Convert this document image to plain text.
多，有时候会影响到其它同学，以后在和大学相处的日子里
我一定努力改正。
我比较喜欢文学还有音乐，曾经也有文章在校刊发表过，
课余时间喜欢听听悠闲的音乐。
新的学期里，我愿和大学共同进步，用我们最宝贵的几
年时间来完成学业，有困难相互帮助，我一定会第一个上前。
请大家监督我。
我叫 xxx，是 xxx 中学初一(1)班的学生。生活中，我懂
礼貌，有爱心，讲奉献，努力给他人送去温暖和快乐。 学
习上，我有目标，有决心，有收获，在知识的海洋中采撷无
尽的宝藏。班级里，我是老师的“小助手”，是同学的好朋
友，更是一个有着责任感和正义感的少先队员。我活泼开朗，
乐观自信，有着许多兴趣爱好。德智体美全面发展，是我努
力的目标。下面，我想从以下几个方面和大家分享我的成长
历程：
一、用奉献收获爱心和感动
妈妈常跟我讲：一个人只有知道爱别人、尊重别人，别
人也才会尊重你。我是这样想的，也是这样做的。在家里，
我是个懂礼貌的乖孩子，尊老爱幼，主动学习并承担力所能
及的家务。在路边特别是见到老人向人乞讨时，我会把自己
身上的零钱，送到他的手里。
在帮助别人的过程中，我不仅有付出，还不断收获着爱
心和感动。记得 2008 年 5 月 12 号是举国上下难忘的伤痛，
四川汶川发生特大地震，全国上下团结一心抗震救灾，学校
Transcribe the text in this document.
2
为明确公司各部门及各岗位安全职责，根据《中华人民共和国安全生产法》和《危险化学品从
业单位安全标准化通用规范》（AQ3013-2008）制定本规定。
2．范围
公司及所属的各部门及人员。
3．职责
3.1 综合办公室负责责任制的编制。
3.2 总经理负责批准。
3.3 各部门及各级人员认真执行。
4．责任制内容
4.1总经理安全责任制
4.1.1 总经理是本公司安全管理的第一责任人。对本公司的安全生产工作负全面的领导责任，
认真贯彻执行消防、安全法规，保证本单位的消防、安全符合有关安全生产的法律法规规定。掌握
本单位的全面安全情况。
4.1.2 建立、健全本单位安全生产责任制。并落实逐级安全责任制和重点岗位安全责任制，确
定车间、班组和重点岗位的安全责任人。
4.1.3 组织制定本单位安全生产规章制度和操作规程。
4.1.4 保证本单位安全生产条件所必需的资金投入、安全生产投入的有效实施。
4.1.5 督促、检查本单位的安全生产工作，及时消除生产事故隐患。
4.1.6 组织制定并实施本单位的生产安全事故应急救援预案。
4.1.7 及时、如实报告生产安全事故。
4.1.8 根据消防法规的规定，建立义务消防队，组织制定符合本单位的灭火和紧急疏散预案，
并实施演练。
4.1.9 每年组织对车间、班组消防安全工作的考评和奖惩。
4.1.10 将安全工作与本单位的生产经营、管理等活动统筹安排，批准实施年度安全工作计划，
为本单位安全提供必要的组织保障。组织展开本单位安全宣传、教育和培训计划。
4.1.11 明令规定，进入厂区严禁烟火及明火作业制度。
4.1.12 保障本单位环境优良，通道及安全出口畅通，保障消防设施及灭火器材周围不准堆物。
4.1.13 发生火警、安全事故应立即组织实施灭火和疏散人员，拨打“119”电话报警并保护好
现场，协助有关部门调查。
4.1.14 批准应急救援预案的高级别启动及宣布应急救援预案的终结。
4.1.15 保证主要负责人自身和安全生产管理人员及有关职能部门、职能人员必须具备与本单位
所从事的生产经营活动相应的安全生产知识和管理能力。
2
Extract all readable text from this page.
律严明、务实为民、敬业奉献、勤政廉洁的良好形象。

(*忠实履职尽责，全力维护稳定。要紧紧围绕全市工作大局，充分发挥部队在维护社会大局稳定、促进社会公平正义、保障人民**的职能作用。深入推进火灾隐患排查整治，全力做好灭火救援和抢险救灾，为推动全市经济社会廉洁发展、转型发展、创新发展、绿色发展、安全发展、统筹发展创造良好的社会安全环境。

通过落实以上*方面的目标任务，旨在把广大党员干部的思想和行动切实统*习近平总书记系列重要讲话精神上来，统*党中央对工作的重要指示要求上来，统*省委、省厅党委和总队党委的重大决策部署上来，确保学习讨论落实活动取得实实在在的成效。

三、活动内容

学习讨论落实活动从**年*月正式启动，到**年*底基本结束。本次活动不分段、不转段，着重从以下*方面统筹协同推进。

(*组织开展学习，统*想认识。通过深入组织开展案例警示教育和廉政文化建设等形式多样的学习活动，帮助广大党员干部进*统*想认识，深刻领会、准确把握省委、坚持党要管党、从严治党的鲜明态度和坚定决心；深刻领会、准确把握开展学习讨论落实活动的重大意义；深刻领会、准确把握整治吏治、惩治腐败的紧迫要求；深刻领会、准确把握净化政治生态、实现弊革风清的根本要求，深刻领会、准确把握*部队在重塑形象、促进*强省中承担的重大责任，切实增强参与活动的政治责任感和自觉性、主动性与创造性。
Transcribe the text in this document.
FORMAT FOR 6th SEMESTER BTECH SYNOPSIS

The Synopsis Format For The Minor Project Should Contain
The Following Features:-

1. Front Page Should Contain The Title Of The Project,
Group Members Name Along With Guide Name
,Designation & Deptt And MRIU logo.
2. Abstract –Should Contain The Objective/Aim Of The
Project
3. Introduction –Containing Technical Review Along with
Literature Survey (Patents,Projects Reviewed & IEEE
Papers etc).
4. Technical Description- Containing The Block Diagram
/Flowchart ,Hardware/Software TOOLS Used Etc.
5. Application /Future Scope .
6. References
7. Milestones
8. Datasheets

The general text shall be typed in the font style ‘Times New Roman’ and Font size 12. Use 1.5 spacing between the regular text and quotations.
---*---
Each record above should be restated word for word.

▶ **Reply to the task**:
Convert this document image to plain text.
多，有时候会影响到其它同学，以后在和大学相处的日子里
我一定努力改正。
我比较喜欢文学还有音乐，曾经也有文章在校刊发表过，
课余时间喜欢听听悠闲的音乐。
新的学期里，我愿和大学共同进步，用我们最宝贵的几
年时间来完成学业，有困难相互帮助，我一定会第一个上前。
请大家监督我。
我叫 xxx，是 xxx 中学初一(1)班的学生。生活中，我懂
礼貌，有爱心，讲奉献，努力给他人送去温暖和快乐。 学
习上，我有目标，有决心，有收获，在知识的海洋中采撷无
尽的宝藏。班级里，我是老师的“小助手”，是同学的好朋
友，更是一个有着责任感和正义感的少先队员。我活泼开朗，
乐观自信，有着许多兴趣爱好。德智体美全面发展，是我努
力的目标。下面，我想从以下几个方面和大家分享我的成长
历程：
一、用奉献收获爱心和感动
妈妈常跟我讲：一个人只有知道爱别人、尊重别人，别
人也才会尊重你。我是这样想的，也是这样做的。在家里，
我是个懂礼貌的乖孩子，尊老爱幼，主动学习并承担力所能
及的家务。在路边特别是见到老人向人乞讨时，我会把自己
身上的零钱，送到他的手里。
在帮助别人的过程中，我不仅有付出，还不断收获着爱
心和感动。记得 2008 年 5 月 12 号是举国上下难忘的伤痛，
四川汶川发生特大地震，全国上下团结一心抗震救灾，学校
Transcribe the text in this document.
2
为明确公司各部门及各岗位安全职责，根据《中华人民共和国安全生产法》和《危险化学品从
业单位安全标准化通用规范》（AQ3013-2008）制定本规定。
2．范围
公司及所属的各部门及人员。
3．职责
3.1 综合办公室负责责任制的编制。
3.2 总经理负责批准。
3.3 各部门及各级人员认真执行。
4．责任制内容
4.1总经理安全责任制
4.1.1 总经理是本公司安全管理的第一责任人。对本公司的安全生产工作负全面的领导责任，
认真贯彻执行消防、安全法规，保证本单位的消防、安全符合有关安全生产的法律法规规定。掌握
本单位的全面安全情况。
4.1.2 建立、健全本单位安全生产责任制。并落实逐级安全责任制和重点岗位安全责任制，确
定车间、班组和重点岗位的安全责任人。
4.1.3 组织制定本单位安全生产规章制度和操作规程。
4.1.4 保证本单位安全生产条件所必需的资金投入、安全生产投入的有效实施。
4.1.5 督促、检查本单位的安全生产工作，及时消除生产事故隐患。
4.1.6 组织制定并实施本单位的生产安全事故应急救援预案。
4.1.7 及时、如实报告生产安全事故。
4.1.8 根据消防法规的规定，建立义务消防队，组织制定符合本单位的灭火和紧急疏散预案，
并实施演练。
4.1.9 每年组织对车间、班组消防安全工作的考评和奖惩。
4.1.10 将安全工作与本单位的生产经营、管理等活动统筹安排，批准实施年度安全工作计划，
为本单位安全提供必要的组织保障。组织展开本单位安全宣传、教育和培训计划。
4.1.11 明令规定，进入厂区严禁烟火及明火作业制度。
4.1.12 保障本单位环境优良，通道及安全出口畅通，保障消防设施及灭火器材周围不准堆物。
4.1.13 发生火警、安全事故应立即组织实施灭火和疏散人员，拨打“119”电话报警并保护好
现场，协助有关部门调查。
4.1.14 批准应急救援预案的高级别启动及宣布应急救援预案的终结。
4.1.15 保证主要负责人自身和安全生产管理人员及有关职能部门、职能人员必须具备与本单位
所从事的生产经营活动相应的安全生产知识和管理能力。
2
Extract all readable text from this page.
律严明、务实为民、敬业奉献、勤政廉洁的良好形象。

(*忠实履职尽责，全力维护稳定。要紧紧围绕全市工作大局，充分发挥部队在维护社会大局稳定、促进社会公平正义、保障人民**的职能作用。深入推进火灾隐患排查整治，全力做好灭火救援和抢险救灾，为推动全市经济社会廉洁发展、转型发展、创新发展、绿色发展、安全发展、统筹发展创造良好的社会安全环境。

通过落实以上*方面的目标任务，旨在把广大党员干部的思想和行动切实统*习近平总书记系列重要讲话精神上来，统*党中央对工作的重要指示要求上来，统*省委、省厅党委和总队党委的重大决策部署上来，确保学习讨论落实活动取得实实在在的成效。

三、活动内容

学习讨论落实活动从**年*月正式启动，到**年*底基本结束。本次活动不分段、不转段，着重从以下*方面统筹协同推进。

(*组织开展学习，统*想认识。通过深入组织开展案例警示教育和廉政文化建设等形式多样的学习活动，帮助广大党员干部进*统*想认识，深刻领会、准确把握省委、坚持党要管党、从严治党的鲜明态度和坚定决心；深刻领会、准确把握开展学习讨论落实活动的重大意义；深刻领会、准确把握整治吏治、惩治腐败的紧迫要求；深刻领会、准确把握净化政治生态、实现弊革风清的根本要求，深刻领会、准确把握*部队在重塑形象、促进*强省中承担的重大责任，切实增强参与活动的政治责任感和自觉性、主动性与创造性。
Transcribe the text in this document.
FORMAT FOR 6th SEMESTER BTECH SYNOPSIS

The Synopsis Format For The Minor Project Should Contain
The Following Features:-

1. Front Page Should Contain The Title Of The Project,
Group Members Name Along With Guide Name
,Designation & Deptt And MRIU logo.
2. Abstract –Should Contain The Objective/Aim Of The
Project
3. Introduction –Containing Technical Review Along with
Literature Survey (Patents,Projects Reviewed & IEEE
Papers etc).
4. Technical Description- Containing The Block Diagram
/Flowchart ,Hardware/Software TOOLS Used Etc.
5. Application /Future Scope .
6. References
7. Milestones
8. Datasheets

The general text shall be typed in the font style ‘Times New Roman’ and Font size 12. Use 1.5 spacing between the regular text and quotations.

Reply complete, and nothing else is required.